> Your objective
Below are some records. Pull every line that contains the word "this".

> Records supplied
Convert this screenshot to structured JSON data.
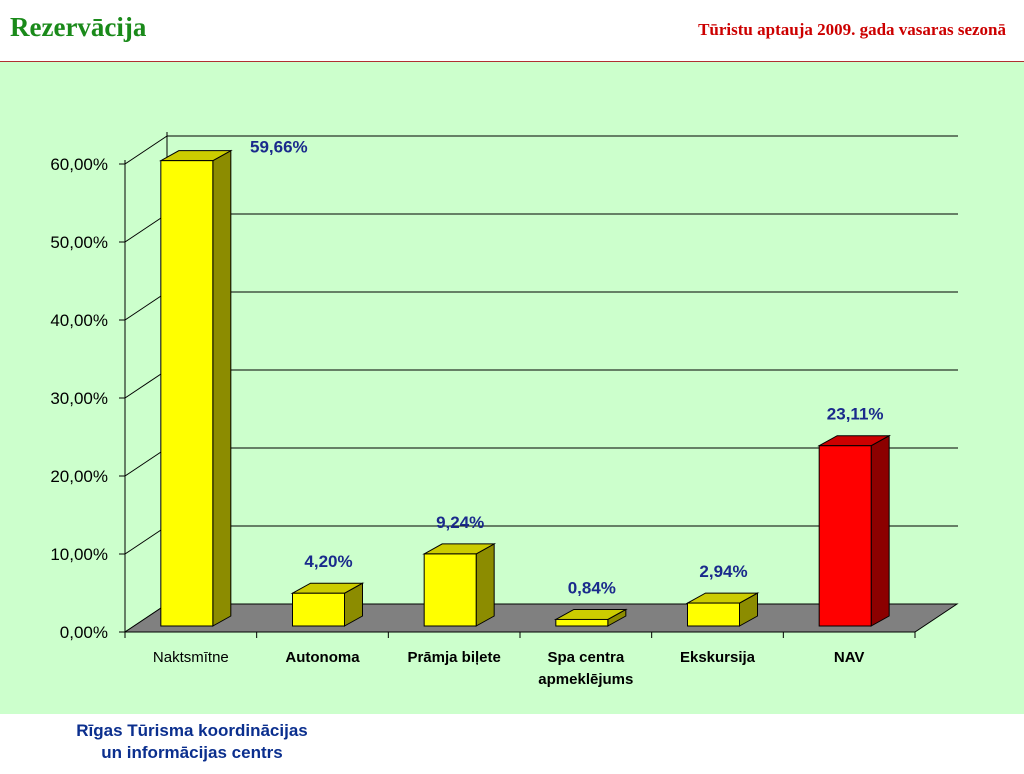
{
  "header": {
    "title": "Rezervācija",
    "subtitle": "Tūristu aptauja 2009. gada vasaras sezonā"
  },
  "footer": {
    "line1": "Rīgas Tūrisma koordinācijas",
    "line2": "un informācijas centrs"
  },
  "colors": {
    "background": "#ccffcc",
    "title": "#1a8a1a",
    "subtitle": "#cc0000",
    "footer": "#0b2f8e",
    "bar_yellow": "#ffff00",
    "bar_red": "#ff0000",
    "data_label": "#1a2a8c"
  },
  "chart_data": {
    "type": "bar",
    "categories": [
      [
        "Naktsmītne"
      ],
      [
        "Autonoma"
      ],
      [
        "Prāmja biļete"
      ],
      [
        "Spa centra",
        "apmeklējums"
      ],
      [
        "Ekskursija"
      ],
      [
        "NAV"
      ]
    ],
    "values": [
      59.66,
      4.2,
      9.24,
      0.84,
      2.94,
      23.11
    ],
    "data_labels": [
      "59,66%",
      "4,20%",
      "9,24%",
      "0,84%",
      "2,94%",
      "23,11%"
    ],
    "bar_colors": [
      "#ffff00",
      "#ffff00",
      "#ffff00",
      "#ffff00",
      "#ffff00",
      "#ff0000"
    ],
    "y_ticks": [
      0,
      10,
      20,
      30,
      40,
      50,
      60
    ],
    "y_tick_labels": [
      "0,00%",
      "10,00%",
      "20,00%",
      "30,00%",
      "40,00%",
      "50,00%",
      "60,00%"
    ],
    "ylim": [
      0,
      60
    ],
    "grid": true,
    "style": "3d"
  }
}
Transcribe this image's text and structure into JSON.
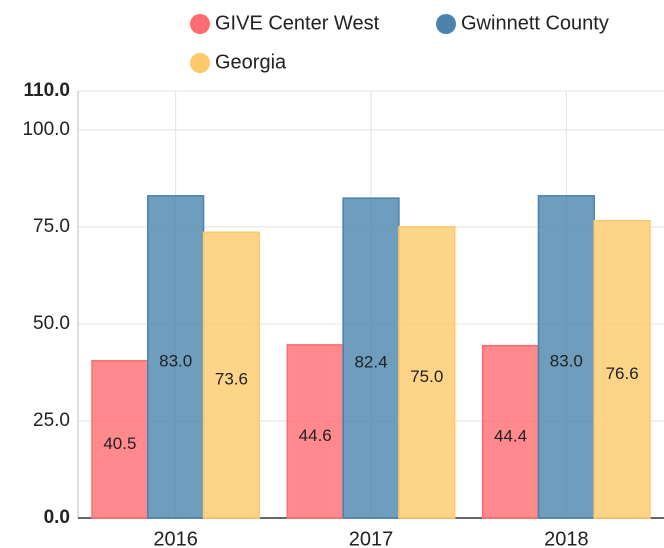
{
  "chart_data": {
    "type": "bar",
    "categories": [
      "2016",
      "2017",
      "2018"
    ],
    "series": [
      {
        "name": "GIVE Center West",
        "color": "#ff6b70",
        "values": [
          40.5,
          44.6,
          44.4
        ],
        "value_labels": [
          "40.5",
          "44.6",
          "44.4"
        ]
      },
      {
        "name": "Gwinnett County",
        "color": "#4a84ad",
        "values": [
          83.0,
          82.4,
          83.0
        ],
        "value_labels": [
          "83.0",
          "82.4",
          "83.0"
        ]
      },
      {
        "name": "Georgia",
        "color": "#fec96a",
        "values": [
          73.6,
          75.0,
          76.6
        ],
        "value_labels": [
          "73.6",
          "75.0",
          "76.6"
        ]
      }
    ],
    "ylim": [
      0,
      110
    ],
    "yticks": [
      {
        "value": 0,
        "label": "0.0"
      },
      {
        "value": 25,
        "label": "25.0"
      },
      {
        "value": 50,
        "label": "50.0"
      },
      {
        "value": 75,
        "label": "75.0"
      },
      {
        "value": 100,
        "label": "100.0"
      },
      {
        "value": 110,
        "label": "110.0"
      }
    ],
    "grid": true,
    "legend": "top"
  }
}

> The output
Convert this screenshot to structured JSON data.
Transcribe this image's text and structure into JSON.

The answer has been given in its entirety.